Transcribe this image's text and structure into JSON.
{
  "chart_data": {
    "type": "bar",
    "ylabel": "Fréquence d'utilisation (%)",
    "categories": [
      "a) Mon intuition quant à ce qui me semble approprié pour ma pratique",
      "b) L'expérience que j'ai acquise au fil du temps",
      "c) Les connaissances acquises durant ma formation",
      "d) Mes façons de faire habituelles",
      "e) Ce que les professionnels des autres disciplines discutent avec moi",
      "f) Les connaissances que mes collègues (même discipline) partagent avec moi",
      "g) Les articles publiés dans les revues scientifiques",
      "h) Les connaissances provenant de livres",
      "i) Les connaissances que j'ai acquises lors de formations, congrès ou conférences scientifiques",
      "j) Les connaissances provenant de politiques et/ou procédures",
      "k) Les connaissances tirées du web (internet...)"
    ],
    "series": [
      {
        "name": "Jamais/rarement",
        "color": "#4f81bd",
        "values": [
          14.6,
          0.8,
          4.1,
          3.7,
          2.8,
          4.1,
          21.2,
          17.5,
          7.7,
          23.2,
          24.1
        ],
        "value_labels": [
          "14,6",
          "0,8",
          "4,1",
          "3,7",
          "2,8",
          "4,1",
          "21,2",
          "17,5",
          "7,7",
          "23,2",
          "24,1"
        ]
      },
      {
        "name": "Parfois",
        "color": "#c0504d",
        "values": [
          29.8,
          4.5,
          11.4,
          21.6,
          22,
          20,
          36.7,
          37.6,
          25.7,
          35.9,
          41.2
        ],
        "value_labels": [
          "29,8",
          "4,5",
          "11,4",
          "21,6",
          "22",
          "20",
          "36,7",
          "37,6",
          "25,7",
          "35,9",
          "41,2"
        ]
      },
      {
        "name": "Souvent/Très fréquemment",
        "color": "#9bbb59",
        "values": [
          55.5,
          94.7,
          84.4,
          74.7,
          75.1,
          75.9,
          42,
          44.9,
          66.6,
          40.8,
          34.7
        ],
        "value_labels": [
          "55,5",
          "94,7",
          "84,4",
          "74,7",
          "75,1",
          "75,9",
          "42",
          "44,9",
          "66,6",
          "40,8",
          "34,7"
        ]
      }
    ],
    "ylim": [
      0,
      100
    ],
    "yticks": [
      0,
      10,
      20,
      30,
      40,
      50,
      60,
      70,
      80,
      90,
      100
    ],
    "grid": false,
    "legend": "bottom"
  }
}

------------------------------------------------------------

WHAT THIS TASK INVOLVES: Set down the entries verbatim, leaving none out.

FINAL RESULT:
Transcribe this image's text and structure into JSON.
{
  "chart_data": {
    "type": "bar",
    "ylabel": "Fréquence d'utilisation (%)",
    "categories": [
      "a) Mon intuition quant à ce qui me semble approprié pour ma pratique",
      "b) L'expérience que j'ai acquise au fil du temps",
      "c) Les connaissances acquises durant ma formation",
      "d) Mes façons de faire habituelles",
      "e) Ce que les professionnels des autres disciplines discutent avec moi",
      "f) Les connaissances que mes collègues (même discipline) partagent avec moi",
      "g) Les articles publiés dans les revues scientifiques",
      "h) Les connaissances provenant de livres",
      "i) Les connaissances que j'ai acquises lors de formations, congrès ou conférences scientifiques",
      "j) Les connaissances provenant de politiques et/ou procédures",
      "k) Les connaissances tirées du web (internet...)"
    ],
    "series": [
      {
        "name": "Jamais/rarement",
        "color": "#4f81bd",
        "values": [
          14.6,
          0.8,
          4.1,
          3.7,
          2.8,
          4.1,
          21.2,
          17.5,
          7.7,
          23.2,
          24.1
        ],
        "value_labels": [
          "14,6",
          "0,8",
          "4,1",
          "3,7",
          "2,8",
          "4,1",
          "21,2",
          "17,5",
          "7,7",
          "23,2",
          "24,1"
        ]
      },
      {
        "name": "Parfois",
        "color": "#c0504d",
        "values": [
          29.8,
          4.5,
          11.4,
          21.6,
          22,
          20,
          36.7,
          37.6,
          25.7,
          35.9,
          41.2
        ],
        "value_labels": [
          "29,8",
          "4,5",
          "11,4",
          "21,6",
          "22",
          "20",
          "36,7",
          "37,6",
          "25,7",
          "35,9",
          "41,2"
        ]
      },
      {
        "name": "Souvent/Très fréquemment",
        "color": "#9bbb59",
        "values": [
          55.5,
          94.7,
          84.4,
          74.7,
          75.1,
          75.9,
          42,
          44.9,
          66.6,
          40.8,
          34.7
        ],
        "value_labels": [
          "55,5",
          "94,7",
          "84,4",
          "74,7",
          "75,1",
          "75,9",
          "42",
          "44,9",
          "66,6",
          "40,8",
          "34,7"
        ]
      }
    ],
    "ylim": [
      0,
      100
    ],
    "yticks": [
      0,
      10,
      20,
      30,
      40,
      50,
      60,
      70,
      80,
      90,
      100
    ],
    "grid": false,
    "legend": "bottom"
  }
}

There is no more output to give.